Stored records.
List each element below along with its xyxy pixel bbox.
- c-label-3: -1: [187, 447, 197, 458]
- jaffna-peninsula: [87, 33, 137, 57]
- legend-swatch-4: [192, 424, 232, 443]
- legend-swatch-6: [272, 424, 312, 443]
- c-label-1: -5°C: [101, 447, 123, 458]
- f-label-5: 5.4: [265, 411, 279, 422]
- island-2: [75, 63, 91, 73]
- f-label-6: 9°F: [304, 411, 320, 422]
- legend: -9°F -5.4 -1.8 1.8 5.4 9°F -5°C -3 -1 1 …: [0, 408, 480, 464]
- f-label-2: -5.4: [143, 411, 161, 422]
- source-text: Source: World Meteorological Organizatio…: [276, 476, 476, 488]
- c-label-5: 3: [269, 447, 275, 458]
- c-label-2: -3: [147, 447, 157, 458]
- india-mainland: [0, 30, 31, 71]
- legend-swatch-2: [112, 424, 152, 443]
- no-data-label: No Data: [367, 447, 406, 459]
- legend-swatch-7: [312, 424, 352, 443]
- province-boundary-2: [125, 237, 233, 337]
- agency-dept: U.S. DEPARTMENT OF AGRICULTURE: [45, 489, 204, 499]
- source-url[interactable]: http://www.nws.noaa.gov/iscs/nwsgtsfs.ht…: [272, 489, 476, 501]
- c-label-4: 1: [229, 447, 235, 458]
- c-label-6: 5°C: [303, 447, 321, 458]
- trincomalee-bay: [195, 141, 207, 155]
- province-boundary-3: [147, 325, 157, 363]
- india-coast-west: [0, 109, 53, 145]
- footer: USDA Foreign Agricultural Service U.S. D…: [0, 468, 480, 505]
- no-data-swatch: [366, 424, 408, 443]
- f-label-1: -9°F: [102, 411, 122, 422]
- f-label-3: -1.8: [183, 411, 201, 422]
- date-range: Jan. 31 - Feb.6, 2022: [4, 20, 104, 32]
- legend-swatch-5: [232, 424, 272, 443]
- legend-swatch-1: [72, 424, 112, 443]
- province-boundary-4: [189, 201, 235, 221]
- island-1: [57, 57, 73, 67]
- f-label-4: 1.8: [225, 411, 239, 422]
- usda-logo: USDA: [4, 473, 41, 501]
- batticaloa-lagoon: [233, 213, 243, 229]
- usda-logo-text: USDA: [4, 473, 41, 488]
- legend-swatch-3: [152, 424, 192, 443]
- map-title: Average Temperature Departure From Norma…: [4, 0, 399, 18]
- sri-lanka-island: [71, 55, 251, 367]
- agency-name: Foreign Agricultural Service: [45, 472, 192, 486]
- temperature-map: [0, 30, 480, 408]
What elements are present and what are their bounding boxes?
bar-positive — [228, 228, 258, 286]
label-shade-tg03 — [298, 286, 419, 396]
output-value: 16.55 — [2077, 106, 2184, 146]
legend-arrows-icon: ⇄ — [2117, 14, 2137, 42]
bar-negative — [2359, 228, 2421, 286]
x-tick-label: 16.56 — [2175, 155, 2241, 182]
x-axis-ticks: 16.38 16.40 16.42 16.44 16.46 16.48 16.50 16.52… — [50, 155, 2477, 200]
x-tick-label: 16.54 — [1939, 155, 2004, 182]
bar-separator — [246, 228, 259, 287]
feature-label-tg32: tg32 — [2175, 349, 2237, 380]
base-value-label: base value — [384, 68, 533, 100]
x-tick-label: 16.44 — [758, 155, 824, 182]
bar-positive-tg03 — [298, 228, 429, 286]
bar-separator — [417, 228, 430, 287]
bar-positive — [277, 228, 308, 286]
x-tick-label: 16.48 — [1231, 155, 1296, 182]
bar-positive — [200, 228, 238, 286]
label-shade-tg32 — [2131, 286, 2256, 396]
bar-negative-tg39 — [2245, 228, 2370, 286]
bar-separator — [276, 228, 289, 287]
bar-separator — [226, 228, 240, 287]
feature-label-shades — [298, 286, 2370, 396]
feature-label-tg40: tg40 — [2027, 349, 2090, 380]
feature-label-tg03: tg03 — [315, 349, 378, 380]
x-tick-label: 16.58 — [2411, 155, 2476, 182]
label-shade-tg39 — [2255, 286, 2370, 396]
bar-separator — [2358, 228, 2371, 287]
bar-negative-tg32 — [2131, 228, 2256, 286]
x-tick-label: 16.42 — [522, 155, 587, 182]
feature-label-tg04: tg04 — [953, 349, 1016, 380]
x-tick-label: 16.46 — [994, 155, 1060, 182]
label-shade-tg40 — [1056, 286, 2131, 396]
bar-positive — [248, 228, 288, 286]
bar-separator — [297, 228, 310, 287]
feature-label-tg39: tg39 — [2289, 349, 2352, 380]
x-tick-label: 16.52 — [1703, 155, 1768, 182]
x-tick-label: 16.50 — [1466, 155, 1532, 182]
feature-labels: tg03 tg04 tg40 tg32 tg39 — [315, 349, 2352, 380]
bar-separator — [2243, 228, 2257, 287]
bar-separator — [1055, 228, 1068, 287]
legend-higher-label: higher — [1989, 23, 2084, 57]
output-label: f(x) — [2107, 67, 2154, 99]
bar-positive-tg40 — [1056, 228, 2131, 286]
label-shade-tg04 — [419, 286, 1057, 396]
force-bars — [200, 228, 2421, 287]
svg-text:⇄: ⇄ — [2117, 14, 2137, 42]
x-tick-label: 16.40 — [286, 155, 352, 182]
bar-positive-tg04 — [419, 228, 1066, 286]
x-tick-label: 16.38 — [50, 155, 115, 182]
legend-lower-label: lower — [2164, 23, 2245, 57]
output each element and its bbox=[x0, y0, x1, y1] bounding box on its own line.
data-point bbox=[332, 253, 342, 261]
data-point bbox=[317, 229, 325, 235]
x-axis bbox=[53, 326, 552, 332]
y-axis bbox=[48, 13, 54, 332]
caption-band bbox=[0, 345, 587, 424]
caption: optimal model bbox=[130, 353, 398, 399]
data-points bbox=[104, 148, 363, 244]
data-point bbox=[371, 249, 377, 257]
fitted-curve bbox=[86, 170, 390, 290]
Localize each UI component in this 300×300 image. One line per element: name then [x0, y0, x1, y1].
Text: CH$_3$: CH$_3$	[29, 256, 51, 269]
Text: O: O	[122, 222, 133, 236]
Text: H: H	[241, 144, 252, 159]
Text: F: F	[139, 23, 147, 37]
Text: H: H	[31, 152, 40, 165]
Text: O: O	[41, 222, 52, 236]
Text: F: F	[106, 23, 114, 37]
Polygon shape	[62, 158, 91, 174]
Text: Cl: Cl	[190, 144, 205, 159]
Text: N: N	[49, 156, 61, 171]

Goal of the exercise. Render every line of the entries above as a Markdown table with the columns "No." and "Line", numbering the rows in order and omitting blank lines.

Answer to the problem.
| No. | Line |
|---|---|
| 1 | List each element below along with its xyxy pixel bbox. |
| 2 | - c-label-3: -1: [187, 447, 197, 458] |
| 3 | - jaffna-peninsula: [87, 33, 137, 57] |
| 4 | - legend-swatch-4: [192, 424, 232, 443] |
| 5 | - legend-swatch-6: [272, 424, 312, 443] |
| 6 | - c-label-1: -5°C: [101, 447, 123, 458] |
| 7 | - f-label-5: 5.4: [265, 411, 279, 422] |
| 8 | - island-2: [75, 63, 91, 73] |
| 9 | - f-label-6: 9°F: [304, 411, 320, 422] |
| 10 | - legend: -9°F -5.4 -1.8 1.8 5.4 9°F -5°C -3 -1 1 …: [0, 408, 480, 464] |
| 11 | - f-label-2: -5.4: [143, 411, 161, 422] |
| 12 | - source-text: Source: World Meteorological Organizatio…: [276, 476, 476, 488] |
| 13 | - c-label-5: 3: [269, 447, 275, 458] |
| 14 | - c-label-2: -3: [147, 447, 157, 458] |
| 15 | - india-mainland: [0, 30, 31, 71] |
| 16 | - legend-swatch-2: [112, 424, 152, 443] |
| 17 | - no-data-label: No Data: [367, 447, 406, 459] |
| 18 | - legend-swatch-7: [312, 424, 352, 443] |
| 19 | - province-boundary-2: [125, 237, 233, 337] |
| 20 | - agency-dept: U.S. DEPARTMENT OF AGRICULTURE: [45, 489, 204, 499] |
| 21 | - source-url[interactable]: http://www.nws.noaa.gov/iscs/nwsgtsfs.ht…: [272, 489, 476, 501] |
| 22 | - c-label-4: 1: [229, 447, 235, 458] |
| 23 | - c-label-6: 5°C: [303, 447, 321, 458] |
| 24 | - trincomalee-bay: [195, 141, 207, 155] |
| 25 | - province-boundary-3: [147, 325, 157, 363] |
| 26 | - india-coast-west: [0, 109, 53, 145] |
| 27 | - footer: USDA Foreign Agricultural Service U.S. D…: [0, 468, 480, 505] |
| 28 | - no-data-swatch: [366, 424, 408, 443] |
| 29 | - f-label-1: -9°F: [102, 411, 122, 422] |
| 30 | - f-label-3: -1.8: [183, 411, 201, 422] |
| 31 | - date-range: Jan. 31 - Feb.6, 2022: [4, 20, 104, 32] |
| 32 | - legend-swatch-5: [232, 424, 272, 443] |
| 33 | - legend-swatch-1: [72, 424, 112, 443] |
| 34 | - province-boundary-4: [189, 201, 235, 221] |
| 35 | - island-1: [57, 57, 73, 67] |
| 36 | - f-label-4: 1.8: [225, 411, 239, 422] |
| 37 | - usda-logo: USDA: [4, 473, 41, 501] |
| 38 | - batticaloa-lagoon: [233, 213, 243, 229] |
| 39 | - usda-logo-text: USDA: [4, 473, 41, 488] |
| 40 | - legend-swatch-3: [152, 424, 192, 443] |
| 41 | - map-title: Average Temperature Departure From Norma…: [4, 0, 399, 18] |
| 42 | - sri-lanka-island: [71, 55, 251, 367] |
| 43 | - agency-name: Foreign Agricultural Service: [45, 472, 192, 486] |
| 44 | - temperature-map: [0, 30, 480, 408] |
| 45 | What elements are present and what are their bounding boxes? |
| 46 | bar-positive — [228, 228, 258, 286] |
| 47 | label-shade-tg03 — [298, 286, 419, 396] |
| 48 | output-value: 16.55 — [2077, 106, 2184, 146] |
| 49 | legend-arrows-icon: ⇄ — [2117, 14, 2137, 42] |
| 50 | bar-negative — [2359, 228, 2421, 286] |
| 51 | x-tick-label: 16.56 — [2175, 155, 2241, 182] |
| 52 | x-axis-ticks: 16.38 16.40 16.42 16.44 16.46 16.48 16.50 16.52… — [50, 155, 2477, 200] |
| 53 | x-tick-label: 16.54 — [1939, 155, 2004, 182] |
| 54 | bar-separator — [246, 228, 259, 287] |
| 55 | feature-label-tg32: tg32 — [2175, 349, 2237, 380] |
| 56 | base-value-label: base value — [384, 68, 533, 100] |
| 57 | x-tick-label: 16.44 — [758, 155, 824, 182] |
| 58 | bar-positive-tg03 — [298, 228, 429, 286] |
| 59 | bar-separator — [417, 228, 430, 287] |
| 60 | bar-positive — [277, 228, 308, 286] |
| 61 | x-tick-label: 16.48 — [1231, 155, 1296, 182] |
| 62 | bar-positive — [200, 228, 238, 286] |
| 63 | label-shade-tg32 — [2131, 286, 2256, 396] |
| 64 | bar-negative-tg39 — [2245, 228, 2370, 286] |
| 65 | bar-separator — [276, 228, 289, 287] |
| 66 | bar-separator — [226, 228, 240, 287] |
| 67 | feature-label-shades — [298, 286, 2370, 396] |
| 68 | feature-label-tg40: tg40 — [2027, 349, 2090, 380] |
| 69 | feature-label-tg03: tg03 — [315, 349, 378, 380] |
| 70 | x-tick-label: 16.58 — [2411, 155, 2476, 182] |
| 71 | label-shade-tg39 — [2255, 286, 2370, 396] |
| 72 | bar-separator — [2358, 228, 2371, 287] |
| 73 | bar-negative-tg32 — [2131, 228, 2256, 286] |
| 74 | x-tick-label: 16.42 — [522, 155, 587, 182] |
| 75 | feature-label-tg04: tg04 — [953, 349, 1016, 380] |
| 76 | x-tick-label: 16.46 — [994, 155, 1060, 182] |
| 77 | label-shade-tg40 — [1056, 286, 2131, 396] |
| 78 | bar-positive — [248, 228, 288, 286] |
| 79 | bar-separator — [297, 228, 310, 287] |
| 80 | feature-label-tg39: tg39 — [2289, 349, 2352, 380] |
| 81 | x-tick-label: 16.52 — [1703, 155, 1768, 182] |
| 82 | x-tick-label: 16.50 — [1466, 155, 1532, 182] |
| 83 | feature-labels: tg03 tg04 tg40 tg32 tg39 — [315, 349, 2352, 380] |
| 84 | bar-separator — [2243, 228, 2257, 287] |
| 85 | bar-separator — [1055, 228, 1068, 287] |
| 86 | legend-higher-label: higher — [1989, 23, 2084, 57] |
| 87 | output-label: f(x) — [2107, 67, 2154, 99] |
| 88 | bar-positive-tg40 — [1056, 228, 2131, 286] |
| 89 | label-shade-tg04 — [419, 286, 1057, 396] |
| 90 | force-bars — [200, 228, 2421, 287] |
| 91 | svg-text:⇄: ⇄ — [2117, 14, 2137, 42] |
| 92 | x-tick-label: 16.40 — [286, 155, 352, 182] |
| 93 | bar-positive-tg04 — [419, 228, 1066, 286] |
| 94 | x-tick-label: 16.38 — [50, 155, 115, 182] |
| 95 | legend-lower-label: lower — [2164, 23, 2245, 57] |
| 96 | output each element and its bbox=[x0, y0, x1, y1] bounding box on its own line. |
| 97 | data-point bbox=[332, 253, 342, 261] |
| 98 | data-point bbox=[317, 229, 325, 235] |
| 99 | x-axis bbox=[53, 326, 552, 332] |
| 100 | y-axis bbox=[48, 13, 54, 332] |
| 101 | caption-band bbox=[0, 345, 587, 424] |
| 102 | caption: optimal model bbox=[130, 353, 398, 399] |
| 103 | data-points bbox=[104, 148, 363, 244] |
| 104 | data-point bbox=[371, 249, 377, 257] |
| 105 | fitted-curve bbox=[86, 170, 390, 290] |
| 106 | Localize each UI component in this 300×300 image. One line per element: name then [x0, y0, x1, y1]. |
| 107 | Text: CH$_3$: CH$_3$	[29, 256, 51, 269] |
| 108 | Text: O: O	[122, 222, 133, 236] |
| 109 | Text: H: H	[241, 144, 252, 159] |
| 110 | Text: F: F	[139, 23, 147, 37] |
| 111 | Text: H: H	[31, 152, 40, 165] |
| 112 | Text: O: O	[41, 222, 52, 236] |
| 113 | Text: F: F	[106, 23, 114, 37] |
| 114 | Polygon shape	[62, 158, 91, 174] |
| 115 | Text: Cl: Cl	[190, 144, 205, 159] |
| 116 | Text: N: N	[49, 156, 61, 171] |